What the task requires: Copy out the entire passage about broken promises and Abraham below, word for word.

--- Passage Enclosed Below ---


- As we start, think about the last time someone broke a promise to you. Everyone knows what it’s like for someone who has made a promise to them to break that promise. Broken promises affect us from our earliest years. A child’s heart hurts when his or her mom or dad doesn’t make that big game that they promised they would see. Teenagers experience emotional turmoil when their boyfriends or girlfriends don’t, in fact, stay with them forever as was promised. Perhaps parents of teenagers are hurt by broken promises regarding behavior or school performance. Marriages collapse because the promises made on the wedding day are broken. Broken promises are a part of life, sometimes a very painful part of life, that we all experience.

- Of course, we all know what it is like to break a promise as well. We have all made promises to family, promises to friends, promises to church members, or husbands or wives, or children that we have failed to keep. Sometimes there are legitimate reasons why promises are broken, and sometimes, as is most often the case, we simply fail to keep our word or someone else simply fails to keep their word.

- Now knowing what we know about Abraham from our look at Genesis thus far, it is not hard to imagine him beginning to feel some of the same emotions we feel when a promise has been broken. He is now ninety nine years old and still does not have a legitimate son. Sarah had taken things into her own hands and had given Abraham Hagar to sleep with and Ishmael was born. So he does have a “sort of” son, but we find that God is not going to fulfill his promises through Ishmael.

--- End of Enclosed Passage ---
--- Information provided Enclosed Below ---

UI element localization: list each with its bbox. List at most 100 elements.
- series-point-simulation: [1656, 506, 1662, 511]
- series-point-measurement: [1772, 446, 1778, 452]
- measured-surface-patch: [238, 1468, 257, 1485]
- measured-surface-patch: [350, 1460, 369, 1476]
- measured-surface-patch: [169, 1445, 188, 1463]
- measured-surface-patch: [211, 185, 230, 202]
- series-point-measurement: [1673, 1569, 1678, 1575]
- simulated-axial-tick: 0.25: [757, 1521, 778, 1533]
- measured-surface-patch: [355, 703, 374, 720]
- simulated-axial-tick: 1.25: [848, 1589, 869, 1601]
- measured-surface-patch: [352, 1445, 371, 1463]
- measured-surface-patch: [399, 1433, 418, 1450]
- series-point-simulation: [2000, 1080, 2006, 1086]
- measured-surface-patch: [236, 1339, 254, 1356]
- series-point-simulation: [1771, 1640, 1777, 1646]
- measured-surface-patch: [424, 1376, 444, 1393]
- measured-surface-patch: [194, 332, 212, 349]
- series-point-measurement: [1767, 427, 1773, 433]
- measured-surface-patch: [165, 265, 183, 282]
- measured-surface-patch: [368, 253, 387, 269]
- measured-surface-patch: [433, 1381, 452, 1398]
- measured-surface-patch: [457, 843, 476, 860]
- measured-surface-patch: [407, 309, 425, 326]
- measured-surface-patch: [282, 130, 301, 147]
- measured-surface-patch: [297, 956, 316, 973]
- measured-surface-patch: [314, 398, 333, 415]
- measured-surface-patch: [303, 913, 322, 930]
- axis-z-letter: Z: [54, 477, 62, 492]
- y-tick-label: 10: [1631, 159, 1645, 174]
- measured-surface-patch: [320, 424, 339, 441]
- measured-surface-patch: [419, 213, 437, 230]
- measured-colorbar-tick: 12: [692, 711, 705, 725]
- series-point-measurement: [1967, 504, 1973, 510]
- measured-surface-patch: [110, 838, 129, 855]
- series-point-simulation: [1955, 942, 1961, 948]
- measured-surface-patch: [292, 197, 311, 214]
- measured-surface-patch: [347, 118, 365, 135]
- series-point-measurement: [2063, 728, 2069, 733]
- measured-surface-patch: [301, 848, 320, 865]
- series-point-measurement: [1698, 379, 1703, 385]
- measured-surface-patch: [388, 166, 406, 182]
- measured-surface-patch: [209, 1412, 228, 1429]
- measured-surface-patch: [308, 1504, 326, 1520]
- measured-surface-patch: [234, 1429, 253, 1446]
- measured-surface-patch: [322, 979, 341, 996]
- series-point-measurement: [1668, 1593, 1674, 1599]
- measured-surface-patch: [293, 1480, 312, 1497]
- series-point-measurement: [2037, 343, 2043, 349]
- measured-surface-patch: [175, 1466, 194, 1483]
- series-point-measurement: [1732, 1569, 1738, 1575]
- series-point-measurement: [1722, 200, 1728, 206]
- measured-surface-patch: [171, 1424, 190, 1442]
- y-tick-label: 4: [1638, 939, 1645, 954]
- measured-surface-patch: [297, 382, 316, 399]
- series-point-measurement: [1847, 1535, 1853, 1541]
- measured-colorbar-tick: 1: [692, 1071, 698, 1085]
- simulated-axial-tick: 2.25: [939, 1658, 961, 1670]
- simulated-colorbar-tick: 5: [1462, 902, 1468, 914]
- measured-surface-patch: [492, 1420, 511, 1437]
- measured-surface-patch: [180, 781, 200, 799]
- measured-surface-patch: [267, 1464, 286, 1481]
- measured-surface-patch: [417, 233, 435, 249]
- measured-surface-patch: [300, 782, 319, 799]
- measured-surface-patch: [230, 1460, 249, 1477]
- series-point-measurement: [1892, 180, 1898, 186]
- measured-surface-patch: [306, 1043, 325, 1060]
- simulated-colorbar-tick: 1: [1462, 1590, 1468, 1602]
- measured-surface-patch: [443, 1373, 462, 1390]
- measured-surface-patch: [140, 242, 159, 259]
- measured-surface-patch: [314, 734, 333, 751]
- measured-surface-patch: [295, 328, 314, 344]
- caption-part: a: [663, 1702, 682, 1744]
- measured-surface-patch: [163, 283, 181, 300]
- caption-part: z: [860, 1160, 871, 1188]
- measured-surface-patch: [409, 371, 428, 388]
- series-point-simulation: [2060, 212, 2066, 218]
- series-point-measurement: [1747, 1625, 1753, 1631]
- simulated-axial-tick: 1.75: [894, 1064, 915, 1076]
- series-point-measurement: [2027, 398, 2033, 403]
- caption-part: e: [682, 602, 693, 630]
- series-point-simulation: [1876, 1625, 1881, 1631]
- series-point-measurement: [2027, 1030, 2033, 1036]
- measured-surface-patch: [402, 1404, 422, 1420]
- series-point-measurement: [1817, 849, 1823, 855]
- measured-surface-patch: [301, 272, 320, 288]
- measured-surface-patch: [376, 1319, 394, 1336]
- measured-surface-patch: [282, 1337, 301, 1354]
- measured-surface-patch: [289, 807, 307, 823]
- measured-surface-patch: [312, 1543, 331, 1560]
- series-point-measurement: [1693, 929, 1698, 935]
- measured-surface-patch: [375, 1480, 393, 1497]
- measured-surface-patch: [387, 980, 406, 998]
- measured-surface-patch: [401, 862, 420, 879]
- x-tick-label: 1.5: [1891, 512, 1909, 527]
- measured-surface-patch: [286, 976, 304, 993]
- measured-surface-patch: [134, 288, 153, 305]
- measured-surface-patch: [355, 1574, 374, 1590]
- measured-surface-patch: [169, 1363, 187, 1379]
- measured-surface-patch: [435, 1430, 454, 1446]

--- End of Enclosed Information provided ---

Output:

- As we start, think about the last time someone broke a promise to you. Everyone knows what it’s like for someone who has made a promise to them to break that promise. Broken promises affect us from our earliest years. A child’s heart hurts when his or her mom or dad doesn’t make that big game that they promised they would see. Teenagers experience emotional turmoil when their boyfriends or girlfriends don’t, in fact, stay with them forever as was promised. Perhaps parents of teenagers are hurt by broken promises regarding behavior or school performance. Marriages collapse because the promises made on the wedding day are broken. Broken promises are a part of life, sometimes a very painful part of life, that we all experience.

- Of course, we all know what it is like to break a promise as well. We have all made promises to family, promises to friends, promises to church members, or husbands or wives, or children that we have failed to keep. Sometimes there are legitimate reasons why promises are broken, and sometimes, as is most often the case, we simply fail to keep our word or someone else simply fails to keep their word.

- Now knowing what we know about Abraham from our look at Genesis thus far, it is not hard to imagine him beginning to feel some of the same emotions we feel when a promise has been broken. He is now ninety nine years old and still does not have a legitimate son. Sarah had taken things into her own hands and had given Abraham Hagar to sleep with and Ishmael was born. So he does have a “sort of” son, but we find that God is not going to fulfill his promises through Ishmael.